• [GIVEN REQUEST]: Swap "bubble-wrap-bag-icon" for "padded-mailer-icon" in the entries from the line with "step-badge-3: III [495,337,539,381]" up to and including the line with "part-bar-icon [73,325,89,334]", and write out only those lines with nothing else altered.

• [PROVIDED DATA]:

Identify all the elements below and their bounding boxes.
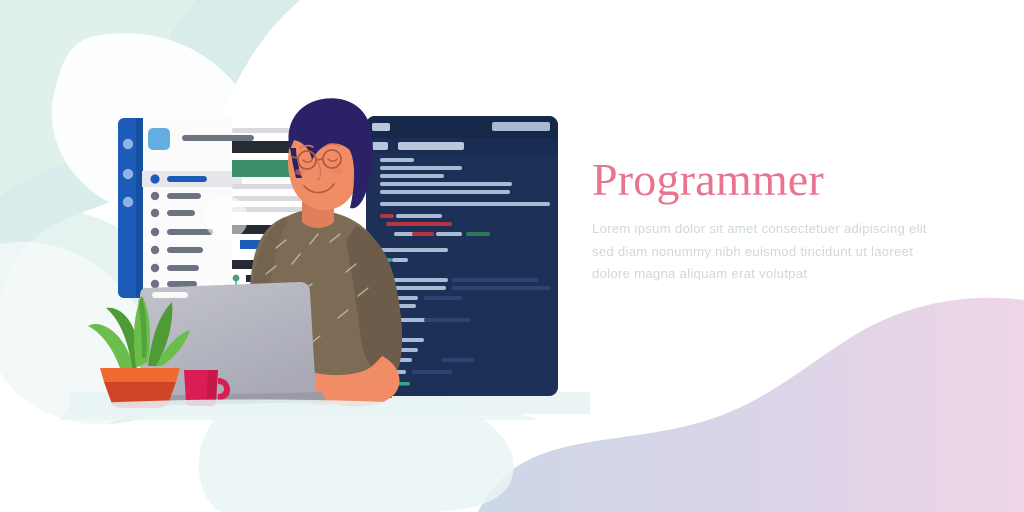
laptop-top-stripe — [152, 292, 188, 298]
window-side-rail — [118, 118, 143, 298]
list-row-active — [142, 171, 242, 187]
rail-dot — [123, 139, 133, 149]
text-block: Programmer Lorem ipsum dolor sit amet co… — [592, 156, 972, 286]
cheek — [333, 168, 343, 175]
page-title: Programmer — [592, 156, 972, 204]
rail-dot — [123, 197, 133, 207]
cheek — [295, 169, 305, 176]
page-subtitle: Lorem ipsum dolor sit amet consectetuer … — [592, 218, 952, 286]
list-item — [151, 209, 195, 217]
rail-dot — [123, 169, 133, 179]
illustration-banner: Programmer Lorem ipsum dolor sit amet co… — [0, 0, 1024, 512]
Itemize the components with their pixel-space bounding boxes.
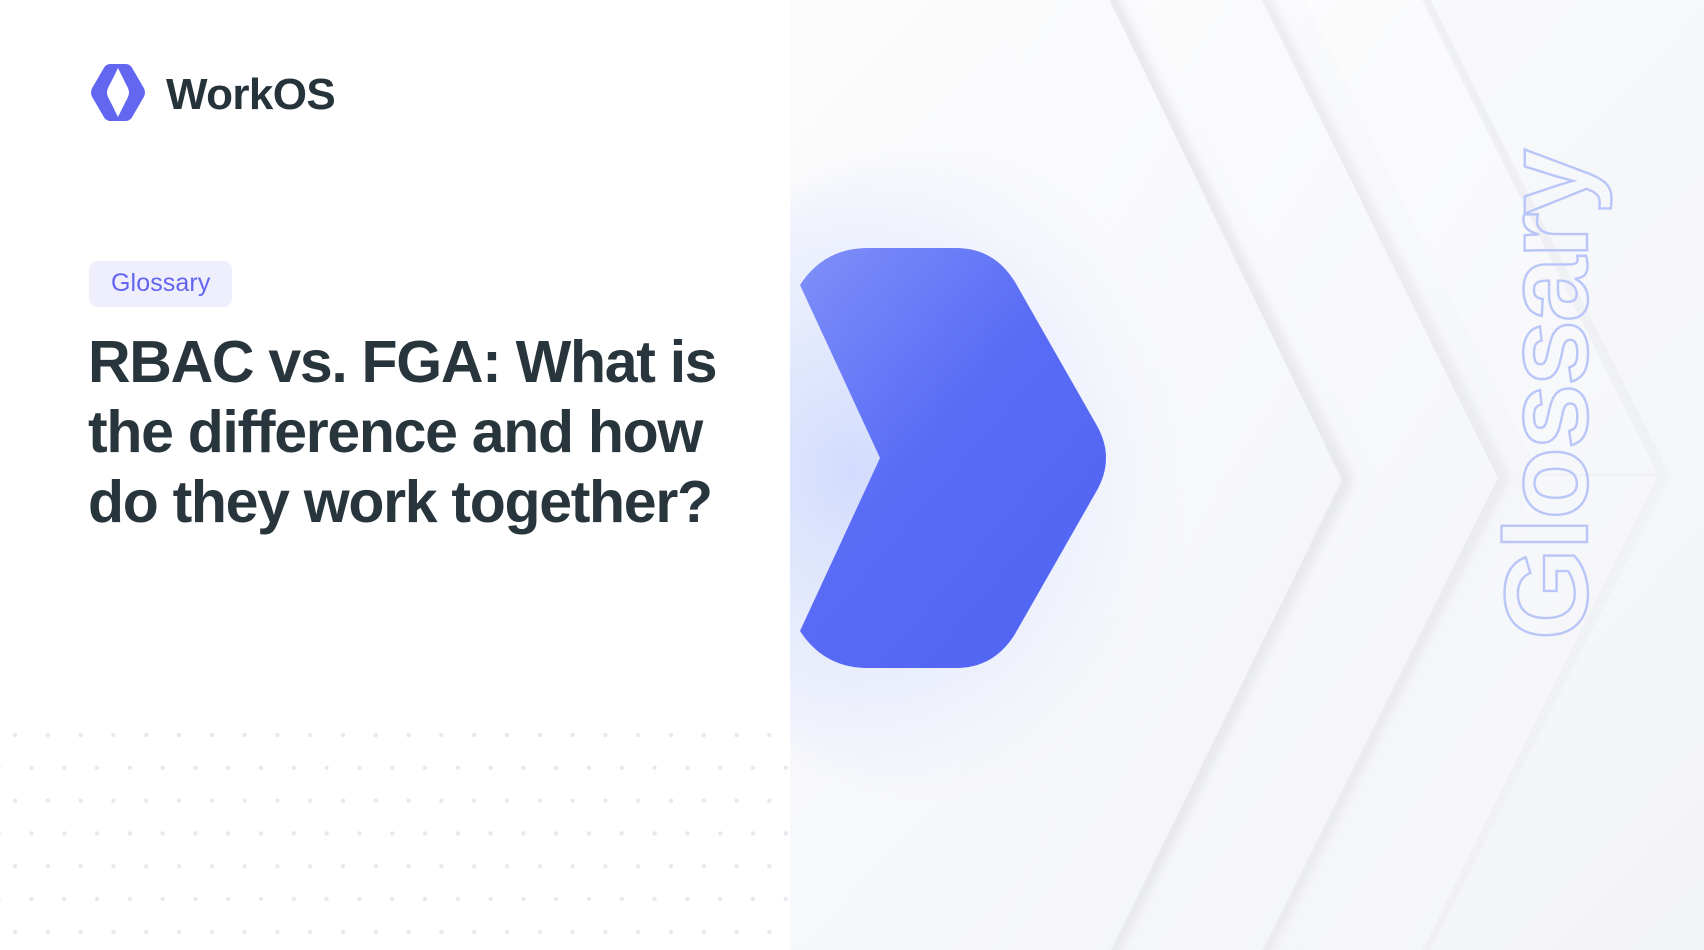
left-content-panel: WorkOS Glossary RBAC vs. FGA: What is th… [0, 0, 790, 950]
brand-wordmark: WorkOS [166, 73, 335, 117]
dot-grid-decoration [0, 722, 790, 950]
workos-hexagon-logo-icon [90, 64, 146, 126]
status-badge[interactable]: Glossary [89, 261, 232, 307]
brand-logo[interactable]: WorkOS [90, 64, 335, 126]
layered-chevron-artwork [790, 0, 1704, 950]
right-artwork-panel: Glossary [790, 0, 1704, 950]
glossary-hero-card: WorkOS Glossary RBAC vs. FGA: What is th… [0, 0, 1704, 950]
page-title: RBAC vs. FGA: What is the difference and… [88, 327, 728, 537]
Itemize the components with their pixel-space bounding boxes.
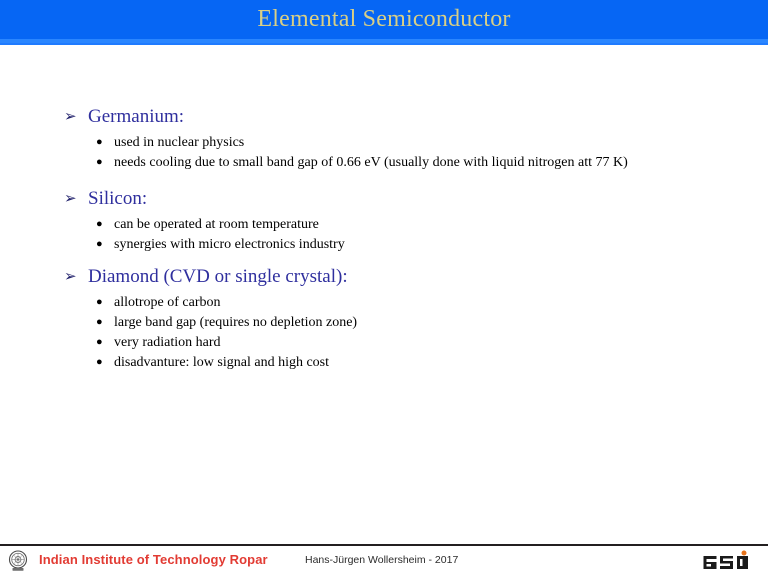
slide-content: ➢ Germanium: ● used in nuclear physics ●… bbox=[0, 45, 768, 535]
section-heading-germanium: ➢ Germanium: bbox=[64, 105, 754, 130]
dot-bullet-icon: ● bbox=[96, 353, 114, 372]
gsi-logo-icon bbox=[702, 550, 760, 572]
list-item-label: allotrope of carbon bbox=[114, 293, 221, 312]
list-item: ● large band gap (requires no depletion … bbox=[64, 313, 754, 333]
iit-ropar-logo-icon bbox=[6, 549, 30, 573]
section-heading-label: Germanium: bbox=[88, 105, 184, 129]
dot-bullet-icon: ● bbox=[96, 215, 114, 234]
list-item-label: large band gap (requires no depletion zo… bbox=[114, 313, 357, 332]
list-item: ● needs cooling due to small band gap of… bbox=[64, 153, 754, 173]
list-item: ● allotrope of carbon bbox=[64, 293, 754, 313]
list-item-label: disadvanture: low signal and high cost bbox=[114, 353, 329, 372]
list-item: ● synergies with micro electronics indus… bbox=[64, 235, 754, 255]
dot-bullet-icon: ● bbox=[96, 313, 114, 332]
slide-footer: Indian Institute of Technology Ropar Han… bbox=[0, 546, 768, 576]
list-item-label: can be operated at room temperature bbox=[114, 215, 319, 234]
list-item: ● used in nuclear physics bbox=[64, 133, 754, 153]
dot-bullet-icon: ● bbox=[96, 235, 114, 254]
dot-bullet-icon: ● bbox=[96, 333, 114, 352]
page-title: Elemental Semiconductor bbox=[0, 6, 768, 33]
section-diamond: ➢ Diamond (CVD or single crystal): ● all… bbox=[64, 265, 754, 373]
bullet-list-germanium: ● used in nuclear physics ● needs coolin… bbox=[64, 133, 754, 173]
arrow-bullet-icon: ➢ bbox=[64, 265, 88, 289]
section-heading-diamond: ➢ Diamond (CVD or single crystal): bbox=[64, 265, 754, 290]
dot-bullet-icon: ● bbox=[96, 293, 114, 312]
bullet-list-silicon: ● can be operated at room temperature ● … bbox=[64, 215, 754, 255]
list-item: ● disadvanture: low signal and high cost bbox=[64, 353, 754, 373]
list-item-label: used in nuclear physics bbox=[114, 133, 244, 152]
dot-bullet-icon: ● bbox=[96, 133, 114, 152]
list-item-label: needs cooling due to small band gap of 0… bbox=[114, 153, 628, 172]
section-heading-silicon: ➢ Silicon: bbox=[64, 187, 754, 212]
author-and-year: Hans-Jürgen Wollersheim - 2017 bbox=[305, 554, 458, 566]
slide-title-banner: Elemental Semiconductor bbox=[0, 0, 768, 45]
list-item-label: very radiation hard bbox=[114, 333, 221, 352]
section-heading-label: Diamond (CVD or single crystal): bbox=[88, 265, 348, 289]
list-item-label: synergies with micro electronics industr… bbox=[114, 235, 345, 254]
institution-name: Indian Institute of Technology Ropar bbox=[39, 552, 268, 567]
banner-accent-strip bbox=[0, 39, 768, 43]
arrow-bullet-icon: ➢ bbox=[64, 105, 88, 129]
bullet-list-diamond: ● allotrope of carbon ● large band gap (… bbox=[64, 293, 754, 373]
dot-bullet-icon: ● bbox=[96, 153, 114, 172]
section-germanium: ➢ Germanium: ● used in nuclear physics ●… bbox=[64, 105, 754, 173]
section-silicon: ➢ Silicon: ● can be operated at room tem… bbox=[64, 187, 754, 255]
arrow-bullet-icon: ➢ bbox=[64, 187, 88, 211]
list-item: ● very radiation hard bbox=[64, 333, 754, 353]
list-item: ● can be operated at room temperature bbox=[64, 215, 754, 235]
section-heading-label: Silicon: bbox=[88, 187, 147, 211]
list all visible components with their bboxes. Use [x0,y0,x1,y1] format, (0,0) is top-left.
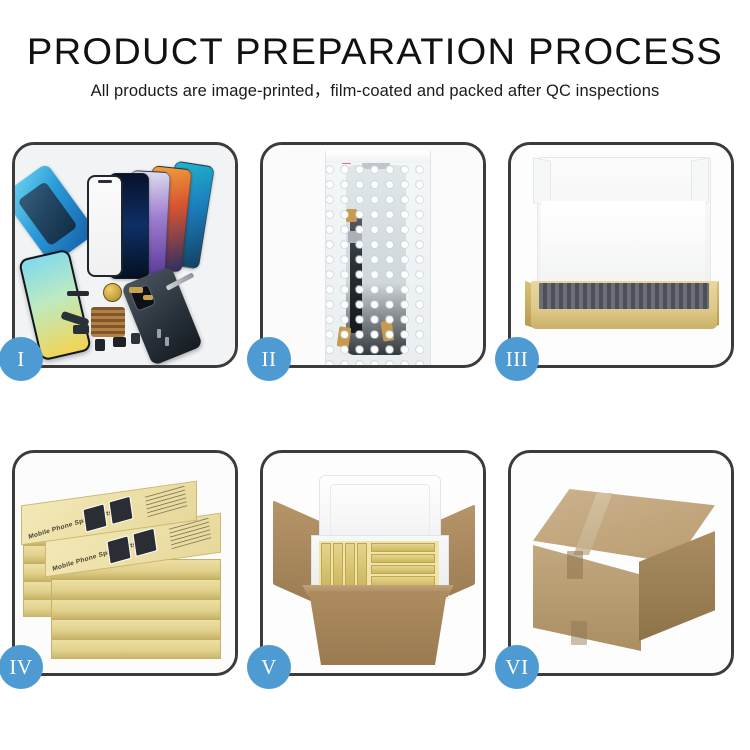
step-badge-3: III [495,337,539,381]
carton-front-icon [303,591,453,665]
spare-parts-group [73,285,183,355]
box-product-image [132,528,157,557]
part-bar-icon [131,333,140,344]
process-step-panel-1: I [12,142,238,368]
box-stack-group: Mobile Phone Spare Parts Mobile Phone Sp… [21,467,235,667]
box-product-image [82,503,107,532]
stacked-box [51,579,221,599]
box-product-image [106,535,131,564]
screen-glass-icon [87,175,123,277]
bubble-wrap-bag-icon [325,151,431,365]
phone-notch-icon [98,180,112,183]
screw-icon [157,329,161,338]
bubble-texture-icon [326,151,430,365]
part-bar-icon [113,337,126,347]
foam-sheet-icon [541,201,705,287]
carton-seam-icon [571,621,587,645]
page-subtitle: All products are image-printed，film-coat… [0,80,750,102]
part-bar-icon [73,325,89,334]
step-badge-5: V [247,645,291,689]
box-flap-icon [533,157,551,206]
phone-fan-group [85,163,235,273]
step-2-image [263,145,483,365]
step-badge-1: I [0,337,43,381]
step-6-image [511,453,731,673]
speaker-module-icon [103,283,122,302]
process-step-grid: I II [12,142,738,676]
stacked-box [51,599,221,619]
carton-left-face [533,545,641,651]
page-title: PRODUCT PREPARATION PROCESS [0,30,750,74]
process-step-panel-3: III [508,142,734,368]
process-step-panel-2: II [260,142,486,368]
box-flap-icon [691,157,709,206]
step-badge-4: IV [0,645,43,689]
yellow-box-item [371,543,435,552]
page-header: PRODUCT PREPARATION PROCESS All products… [0,0,750,102]
yellow-box-item [333,543,343,587]
step-badge-6: VI [495,645,539,689]
stacked-box [51,639,221,659]
carton-seam-icon [567,551,583,579]
part-bar-icon [95,339,105,351]
process-step-panel-6: VI [508,450,734,676]
yellow-box-item [371,565,435,574]
step-3-image [511,145,731,365]
wrapped-screens-icon [539,283,709,309]
screw-icon [165,337,169,346]
box-product-image [108,496,133,525]
yellow-boxes-group [319,541,439,589]
process-step-panel-4: Mobile Phone Spare Parts Mobile Phone Sp… [12,450,238,676]
part-bar-icon [129,287,143,293]
step-5-image [263,453,483,673]
yellow-box-item [371,554,435,563]
chip-array-icon [91,307,125,337]
yellow-box-item [345,543,355,587]
part-bar-icon [67,291,89,296]
part-bar-icon [143,295,153,300]
bag-seal-icon [326,151,430,163]
yellow-box-item [321,543,331,587]
yellow-box-item [357,543,367,587]
step-1-image [15,145,235,365]
box-spec-lines [145,485,188,517]
step-4-image: Mobile Phone Spare Parts Mobile Phone Sp… [15,453,235,673]
process-step-panel-5: V [260,450,486,676]
step-badge-2: II [247,337,291,381]
stacked-box [51,619,221,639]
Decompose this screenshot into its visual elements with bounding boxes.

• [FINISHED TASK]:
step-badge-3: III [495,337,539,381]
carton-front-icon [303,591,453,665]
spare-parts-group [73,285,183,355]
box-product-image [132,528,157,557]
part-bar-icon [131,333,140,344]
process-step-panel-1: I [12,142,238,368]
box-stack-group: Mobile Phone Spare Parts Mobile Phone Sp… [21,467,235,667]
box-product-image [82,503,107,532]
stacked-box [51,579,221,599]
box-product-image [106,535,131,564]
screen-glass-icon [87,175,123,277]
padded-mailer-icon [325,151,431,365]
phone-notch-icon [98,180,112,183]
screw-icon [157,329,161,338]
bubble-texture-icon [326,151,430,365]
part-bar-icon [113,337,126,347]
foam-sheet-icon [541,201,705,287]
carton-seam-icon [571,621,587,645]
page-subtitle: All products are image-printed，film-coat… [0,80,750,102]
part-bar-icon [73,325,89,334]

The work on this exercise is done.